▶ SHORT PROBLEM
Pick out the lines containing "squeeze".
+ + + + + + +
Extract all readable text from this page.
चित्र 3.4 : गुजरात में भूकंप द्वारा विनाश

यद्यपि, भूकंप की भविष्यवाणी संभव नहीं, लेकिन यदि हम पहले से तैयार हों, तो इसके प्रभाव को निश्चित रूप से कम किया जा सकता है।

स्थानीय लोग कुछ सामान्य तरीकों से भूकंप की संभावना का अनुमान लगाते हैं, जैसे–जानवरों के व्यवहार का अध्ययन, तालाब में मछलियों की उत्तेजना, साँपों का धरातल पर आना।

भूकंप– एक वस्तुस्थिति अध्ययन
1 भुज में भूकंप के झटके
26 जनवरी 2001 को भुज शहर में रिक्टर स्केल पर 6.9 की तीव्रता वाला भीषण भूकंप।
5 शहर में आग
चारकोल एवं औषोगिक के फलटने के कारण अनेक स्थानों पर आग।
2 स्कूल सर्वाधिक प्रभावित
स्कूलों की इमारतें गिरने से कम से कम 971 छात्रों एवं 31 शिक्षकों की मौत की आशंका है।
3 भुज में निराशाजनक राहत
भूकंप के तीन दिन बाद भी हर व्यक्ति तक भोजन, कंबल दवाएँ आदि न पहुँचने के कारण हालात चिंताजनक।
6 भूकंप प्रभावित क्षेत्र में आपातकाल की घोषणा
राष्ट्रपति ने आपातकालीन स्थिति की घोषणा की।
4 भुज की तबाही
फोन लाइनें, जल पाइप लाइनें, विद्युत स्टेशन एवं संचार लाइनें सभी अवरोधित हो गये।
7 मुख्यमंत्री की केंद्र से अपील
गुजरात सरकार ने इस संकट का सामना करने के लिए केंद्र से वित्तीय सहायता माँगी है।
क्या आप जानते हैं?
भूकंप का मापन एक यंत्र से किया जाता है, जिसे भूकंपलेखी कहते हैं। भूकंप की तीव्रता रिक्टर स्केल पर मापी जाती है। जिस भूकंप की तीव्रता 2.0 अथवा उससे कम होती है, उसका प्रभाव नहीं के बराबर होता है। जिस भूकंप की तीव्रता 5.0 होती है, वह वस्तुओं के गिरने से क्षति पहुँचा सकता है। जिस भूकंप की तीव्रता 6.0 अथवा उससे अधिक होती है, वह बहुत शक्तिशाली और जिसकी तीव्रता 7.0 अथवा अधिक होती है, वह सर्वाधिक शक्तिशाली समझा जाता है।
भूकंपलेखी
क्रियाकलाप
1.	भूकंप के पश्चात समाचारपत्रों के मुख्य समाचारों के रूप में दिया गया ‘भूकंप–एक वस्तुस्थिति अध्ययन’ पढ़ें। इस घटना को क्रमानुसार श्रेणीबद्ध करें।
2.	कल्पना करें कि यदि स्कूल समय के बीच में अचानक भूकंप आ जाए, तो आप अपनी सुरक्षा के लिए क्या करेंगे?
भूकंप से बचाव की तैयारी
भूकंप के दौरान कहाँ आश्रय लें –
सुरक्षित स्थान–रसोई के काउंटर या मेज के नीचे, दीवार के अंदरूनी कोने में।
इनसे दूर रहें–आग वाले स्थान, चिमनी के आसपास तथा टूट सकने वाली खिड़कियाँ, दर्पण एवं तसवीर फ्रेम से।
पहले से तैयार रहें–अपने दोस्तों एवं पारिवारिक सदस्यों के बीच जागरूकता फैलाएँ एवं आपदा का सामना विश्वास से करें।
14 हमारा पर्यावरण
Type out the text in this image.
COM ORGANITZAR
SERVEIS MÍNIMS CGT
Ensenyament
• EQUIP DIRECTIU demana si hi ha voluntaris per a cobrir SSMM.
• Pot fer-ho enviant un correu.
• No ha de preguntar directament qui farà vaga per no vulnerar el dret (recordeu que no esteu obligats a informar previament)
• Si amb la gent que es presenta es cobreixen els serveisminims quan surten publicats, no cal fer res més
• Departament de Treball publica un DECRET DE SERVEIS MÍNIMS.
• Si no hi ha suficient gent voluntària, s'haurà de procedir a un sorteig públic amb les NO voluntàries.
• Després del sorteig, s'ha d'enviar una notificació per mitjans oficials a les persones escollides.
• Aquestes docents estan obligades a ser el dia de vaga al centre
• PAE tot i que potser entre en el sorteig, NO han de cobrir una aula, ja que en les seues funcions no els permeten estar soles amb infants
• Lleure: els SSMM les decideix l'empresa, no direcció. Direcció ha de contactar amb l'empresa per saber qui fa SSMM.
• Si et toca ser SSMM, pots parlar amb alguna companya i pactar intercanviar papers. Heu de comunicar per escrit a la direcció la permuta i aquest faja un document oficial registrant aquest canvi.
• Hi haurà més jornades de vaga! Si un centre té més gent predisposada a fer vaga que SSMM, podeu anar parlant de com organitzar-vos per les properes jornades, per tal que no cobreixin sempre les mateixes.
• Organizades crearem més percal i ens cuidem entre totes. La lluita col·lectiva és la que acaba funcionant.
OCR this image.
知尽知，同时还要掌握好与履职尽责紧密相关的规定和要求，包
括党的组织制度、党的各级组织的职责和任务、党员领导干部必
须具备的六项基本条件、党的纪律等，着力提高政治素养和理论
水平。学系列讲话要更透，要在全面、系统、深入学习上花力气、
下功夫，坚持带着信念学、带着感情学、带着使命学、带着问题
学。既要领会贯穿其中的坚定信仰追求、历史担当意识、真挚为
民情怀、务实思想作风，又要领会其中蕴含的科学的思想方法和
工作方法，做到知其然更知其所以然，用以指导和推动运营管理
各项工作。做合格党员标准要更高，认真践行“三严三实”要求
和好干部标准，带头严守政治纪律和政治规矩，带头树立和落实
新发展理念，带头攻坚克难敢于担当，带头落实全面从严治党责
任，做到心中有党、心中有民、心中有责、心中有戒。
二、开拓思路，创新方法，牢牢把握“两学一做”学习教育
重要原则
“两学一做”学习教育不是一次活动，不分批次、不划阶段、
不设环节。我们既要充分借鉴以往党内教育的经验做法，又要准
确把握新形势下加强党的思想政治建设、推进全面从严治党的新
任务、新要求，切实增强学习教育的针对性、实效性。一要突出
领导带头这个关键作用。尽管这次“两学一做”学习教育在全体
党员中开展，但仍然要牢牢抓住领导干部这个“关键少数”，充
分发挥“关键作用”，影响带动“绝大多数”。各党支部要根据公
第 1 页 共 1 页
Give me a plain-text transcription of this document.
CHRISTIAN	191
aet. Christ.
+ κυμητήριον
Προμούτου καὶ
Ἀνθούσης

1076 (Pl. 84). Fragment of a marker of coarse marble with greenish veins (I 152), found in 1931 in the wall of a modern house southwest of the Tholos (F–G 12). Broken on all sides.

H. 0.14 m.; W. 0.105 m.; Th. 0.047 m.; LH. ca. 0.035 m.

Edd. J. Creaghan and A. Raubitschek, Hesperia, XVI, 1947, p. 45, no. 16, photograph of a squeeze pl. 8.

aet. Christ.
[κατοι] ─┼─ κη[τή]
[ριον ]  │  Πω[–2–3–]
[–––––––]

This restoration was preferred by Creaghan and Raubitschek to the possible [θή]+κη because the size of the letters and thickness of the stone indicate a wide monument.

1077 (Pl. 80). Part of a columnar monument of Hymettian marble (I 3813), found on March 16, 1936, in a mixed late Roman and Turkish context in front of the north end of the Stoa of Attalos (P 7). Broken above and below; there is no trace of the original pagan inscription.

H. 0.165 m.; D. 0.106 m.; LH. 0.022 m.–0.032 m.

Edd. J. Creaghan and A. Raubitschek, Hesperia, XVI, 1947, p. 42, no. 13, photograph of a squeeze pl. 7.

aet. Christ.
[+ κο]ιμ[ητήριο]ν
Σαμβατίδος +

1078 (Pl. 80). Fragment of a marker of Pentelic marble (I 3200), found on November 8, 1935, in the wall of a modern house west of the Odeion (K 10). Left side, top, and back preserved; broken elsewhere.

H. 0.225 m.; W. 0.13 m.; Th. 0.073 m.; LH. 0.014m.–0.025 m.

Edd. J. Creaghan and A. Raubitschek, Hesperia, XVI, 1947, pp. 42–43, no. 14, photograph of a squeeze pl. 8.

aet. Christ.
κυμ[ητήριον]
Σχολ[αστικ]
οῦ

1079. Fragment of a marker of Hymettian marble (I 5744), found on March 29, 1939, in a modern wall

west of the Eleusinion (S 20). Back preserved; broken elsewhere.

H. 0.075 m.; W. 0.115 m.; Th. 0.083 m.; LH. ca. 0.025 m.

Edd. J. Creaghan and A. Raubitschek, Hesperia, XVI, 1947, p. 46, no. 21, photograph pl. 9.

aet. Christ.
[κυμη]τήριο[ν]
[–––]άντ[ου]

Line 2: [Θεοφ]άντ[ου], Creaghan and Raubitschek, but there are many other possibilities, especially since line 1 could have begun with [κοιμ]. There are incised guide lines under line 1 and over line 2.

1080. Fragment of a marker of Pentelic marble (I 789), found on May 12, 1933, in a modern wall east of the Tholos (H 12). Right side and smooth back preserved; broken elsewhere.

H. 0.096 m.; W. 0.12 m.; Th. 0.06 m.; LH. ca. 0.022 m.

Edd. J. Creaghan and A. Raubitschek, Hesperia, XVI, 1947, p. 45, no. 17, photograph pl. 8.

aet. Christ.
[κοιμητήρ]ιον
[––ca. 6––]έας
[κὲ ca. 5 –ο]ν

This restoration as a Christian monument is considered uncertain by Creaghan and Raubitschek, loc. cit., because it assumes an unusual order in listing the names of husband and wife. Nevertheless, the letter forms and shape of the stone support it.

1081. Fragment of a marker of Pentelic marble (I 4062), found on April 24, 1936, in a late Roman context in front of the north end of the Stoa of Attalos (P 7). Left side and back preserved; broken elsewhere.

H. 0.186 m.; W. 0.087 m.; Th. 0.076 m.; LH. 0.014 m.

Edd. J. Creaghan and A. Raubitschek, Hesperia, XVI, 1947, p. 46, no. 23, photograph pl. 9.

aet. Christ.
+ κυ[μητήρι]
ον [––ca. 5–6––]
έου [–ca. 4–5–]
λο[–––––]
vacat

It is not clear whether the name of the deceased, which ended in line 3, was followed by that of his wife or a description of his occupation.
+ + + + + + +
▶ COMPLETE OUTPUT
Edd. J. Creaghan and A. Raubitschek, Hesperia, XVI, 1947, p. 45, no. 16, photograph of a squeeze pl. 8.
Edd. J. Creaghan and A. Raubitschek, Hesperia, XVI, 1947, p. 42, no. 13, photograph of a squeeze pl. 7.
Edd. J. Creaghan and A. Raubitschek, Hesperia, XVI, 1947, pp. 42–43, no. 14, photograph of a squeeze pl. 8.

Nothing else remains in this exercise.